* **THE PROBLEM**: Please copy every line of the records below that holds the word "fluuius".

* **THE INPUT**:
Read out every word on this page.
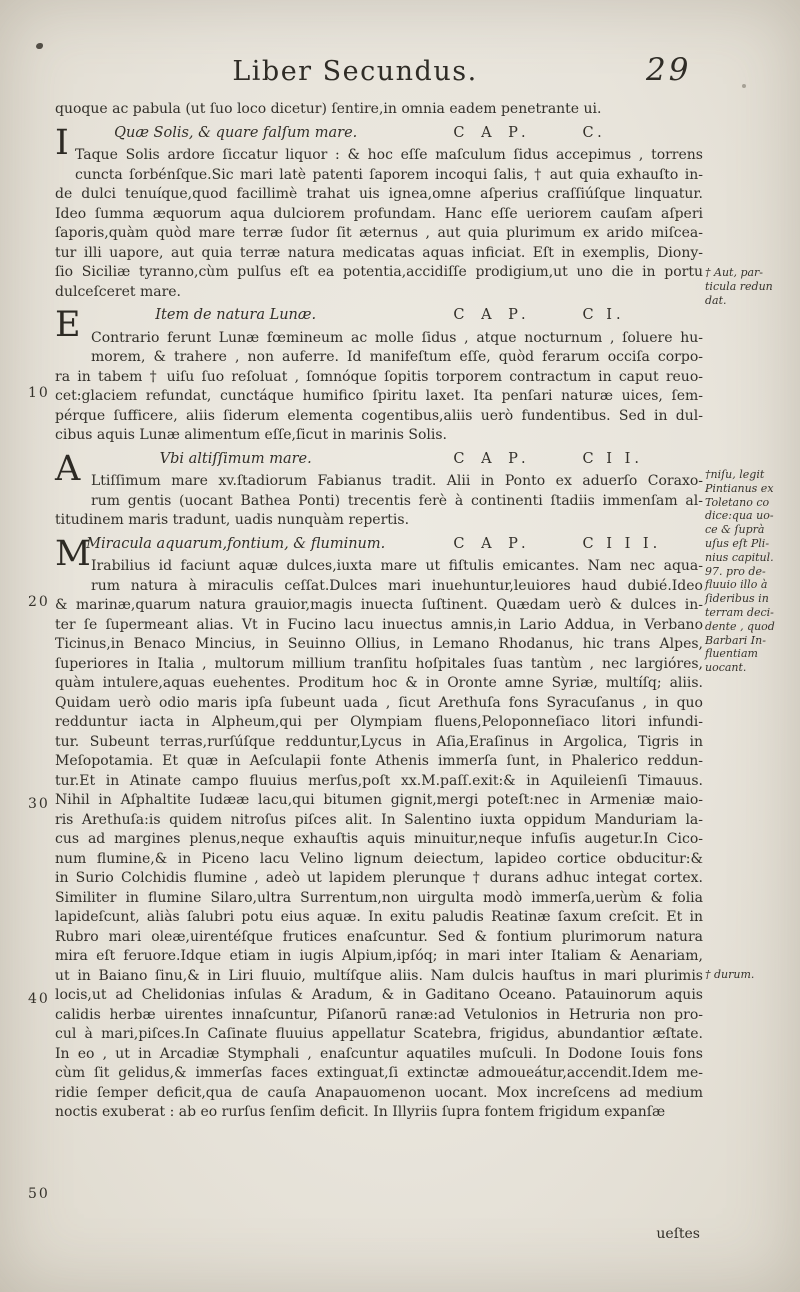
Liber Secundus.	29
quoque ac pabula (ut ſuo loco dicetur) ſentire,in omnia eadem penetrante ui.
Quæ Solis, & quare falſum mare.	C A P.	C.
I Taque Solis ardore ſiccatur liquor : & hoc eſſe maſculum ſidus accepimus , torrens
cuncta ſorbénſque.Sic mari latè patenti ſaporem incoqui ſalis, † aut quia exhauſto in-
de dulci tenuíque,quod facillimè trahat uis ignea,omne aſperius craſſiúſque linquatur.
Ideo ſumma æquorum aqua dulciorem profundam. Hanc eſſe ueriorem cauſam aſperi
ſaporis,quàm quòd mare terræ ſudor ſit æternus , aut quia plurimum ex arido miſcea-
tur illi uapore, aut quia terræ natura medicatas aquas inficiat. Eſt in exemplis, Diony-
ſio Siciliæ tyranno,cùm pulſus eſt ea potentia,accidiſſe prodigium,ut uno die in portu
dulceſceret mare.
Item de natura Lunæ.	C A P.	C I.
E Contrario ferunt Lunæ fœmineum ac molle ſidus , atque nocturnum , ſoluere hu-
morem, & trahere , non auferre. Id manifeſtum eſſe, quòd ferarum occiſa corpo-
ra in tabem † uiſu ſuo reſoluat , ſomnóque ſopitis torporem contractum in caput reuo-
cet:glaciem refundat, cunctáque humifico ſpiritu laxet. Ita penſari naturæ uices, ſem-
pérque ſufficere, aliis ſiderum elementa cogentibus,aliis uerò fundentibus. Sed in dul-
cibus aquis Lunæ alimentum eſſe,ſicut in marinis Solis.
Vbi altiſſimum mare.	C A P.	C I I.
A Ltiſſimum mare xv.ſtadiorum Fabianus tradit. Alii in Ponto ex aduerſo Coraxo-
rum gentis (uocant Bathea Ponti) trecentis ferè à continenti ſtadiis immenſam al-
titudinem maris tradunt, uadis nunquàm repertis.
Miracula aquarum,fontium, & fluminum.	C A P.	C I I I.
M Irabilius id faciunt aquæ dulces,iuxta mare ut fiſtulis emicantes. Nam nec aqua-
rum natura à miraculis ceſſat.Dulces mari inuehuntur,leuiores haud dubié.Ideo
& marinæ,quarum natura grauior,magis inuecta ſuſtinent. Quædam uerò & dulces in-
ter ſe ſupermeant alias. Vt in Fucino lacu inuectus amnis,in Lario Addua, in Verbano
Ticinus,in Benaco Mincius, in Seuinno Ollius, in Lemano Rhodanus, hic trans Alpes,
ſuperiores in Italia , multorum millium tranſitu hoſpitales ſuas tantùm , nec largióres,
quàm intulere,aquas euehentes. Proditum hoc & in Oronte amne Syriæ, multíſq; aliis.
Quidam uerò odio maris ipſa ſubeunt uada , ſicut Arethuſa fons Syracuſanus , in quo
redduntur iacta in Alpheum,qui per Olympiam fluens,Peloponneſiaco litori infundi-
tur. Subeunt terras,rurſúſque redduntur,Lycus in Aſia,Eraſinus in Argolica, Tigris in
Meſopotamia. Et quæ in Aeſculapii fonte Athenis immerſa ſunt, in Phalerico reddun-
tur.Et in Atinate campo fluuius merſus,poſt xx.M.paſſ.exit:& in Aquileienſi Timauus.
Nihil in Aſphaltite Iudææ lacu,qui bitumen gignit,mergi poteſt:nec in Armeniæ maio-
ris Arethuſa:is quidem nitroſus piſces alit. In Salentino iuxta oppidum Manduriam la-
cus ad margines plenus,neque exhauſtis aquis minuitur,neque infuſis augetur.In Cico-
num flumine,& in Piceno lacu Velino lignum deiectum, lapideo cortice obducitur:&
in Surio Colchidis flumine , adeò ut lapidem plerunque † durans adhuc integat cortex.
Similiter in flumine Silaro,ultra Surrentum,non uirgulta modò immerſa,uerùm & folia
lapideſcunt, aliàs ſalubri potu eius aquæ. In exitu paludis Reatinæ ſaxum creſcit. Et in
Rubro mari oleæ,uirentéſque frutices enaſcuntur. Sed & fontium plurimorum natura
mira eſt feruore.Idque etiam in iugis Alpium,ipſóq; in mari inter Italiam & Aenariam,
ut in Baiano ſinu,& in Liri fluuio, multíſque aliis. Nam dulcis hauſtus in mari plurimis
locis,ut ad Chelidonias inſulas & Aradum, & in Gaditano Oceano. Patauinorum aquis
calidis herbæ uirentes innaſcuntur, Piſanorū ranæ:ad Vetulonios in Hetruria non pro-
cul à mari,piſces.In Caſinate fluuius appellatur Scatebra, frigidus, abundantior æſtate.
In eo , ut in Arcadiæ Stymphali , enaſcuntur aquatiles muſculi. In Dodone Iouis fons
cùm ſit gelidus,& immerſas faces extinguat,ſi extinctæ admoueátur,accendit.Idem me-
ridie ſemper deficit,qua de cauſa Anapauomenon uocant. Mox increſcens ad medium
noctis exuberat : ab eo rurſus ſenſim deficit. In Illyriis ſupra fontem frigidum expanſæ
10
20
30
40
50
† Aut, par-
ticula redun
dat.
†niſu, legit
Pintianus ex
Toletano co
dice:qua uo-
ce & ſuprà
uſus eſt Pli-
nius capitul.
97. pro de-
fluuio illo à
ſideribus in
terram deci-
dente , quod
Barbari In-
fluentiam
uocant.
† durum.
ueſtes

* **THE OUTPUT**:
tur.Et in Atinate campo fluuius merſus,poſt xx.M.paſſ.exit:& in Aquileienſi Timauus.
cul à mari,piſces.In Caſinate fluuius appellatur Scatebra, frigidus, abundantior æſtate.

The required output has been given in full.